◆ **Task description**
Show each line from the listing that includes the word "Jahre".

◆ **Information shown**

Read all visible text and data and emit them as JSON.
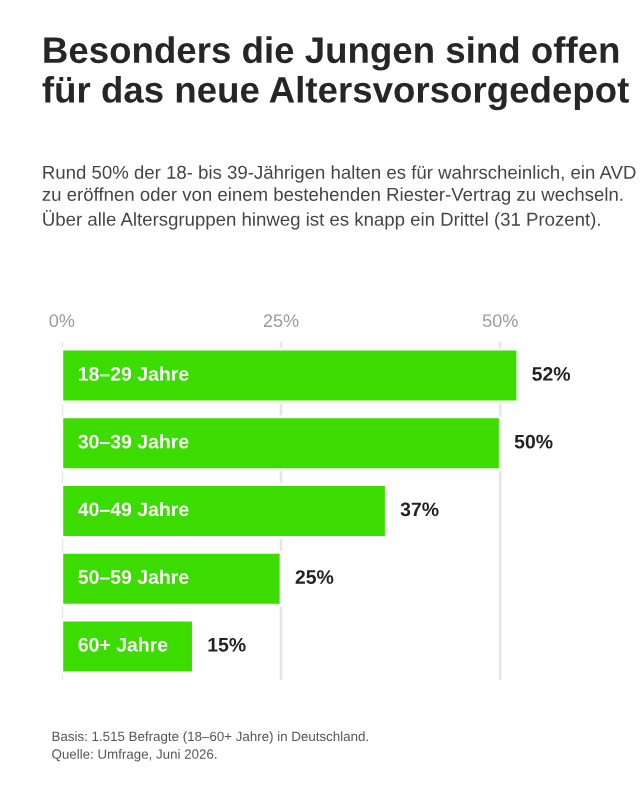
{
  "chart_data": {
    "type": "bar",
    "orientation": "horizontal",
    "title": "Besonders die Jungen sind offen für das neue Altersvorsorgedepot",
    "subtitle": "Rund 50% der 18- bis 39-Jährigen halten es für wahrscheinlich, ein AVD zu eröffnen oder von einem bestehenden Riester-Vertrag zu wechseln. Über alle Altersgruppen hinweg ist es knapp ein Drittel (31 Prozent).",
    "categories": [
      "18–29 Jahre",
      "30–39 Jahre",
      "40–49 Jahre",
      "50–59 Jahre",
      "60+ Jahre"
    ],
    "values": [
      52,
      50,
      37,
      25,
      15
    ],
    "value_labels": [
      "52%",
      "50%",
      "37%",
      "25%",
      "15%"
    ],
    "color": "#3ddc00",
    "xlim": [
      0,
      52
    ],
    "xticks": [
      {
        "value": 0,
        "label": "0%"
      },
      {
        "value": 25,
        "label": "25%"
      },
      {
        "value": 50,
        "label": "50%"
      }
    ],
    "grid": "x",
    "annotations": [
      "Basis: 1.515 Befragte (18–60+ Jahre) in Deutschland.",
      "Quelle: Umfrage, Juni 2026."
    ]
  }
}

◆ **Solution to this exercise**
      "18–29 Jahre",
      "30–39 Jahre",
      "40–49 Jahre",
      "50–59 Jahre",
      "60+ Jahre"
      "Basis: 1.515 Befragte (18–60+ Jahre) in Deutschland.",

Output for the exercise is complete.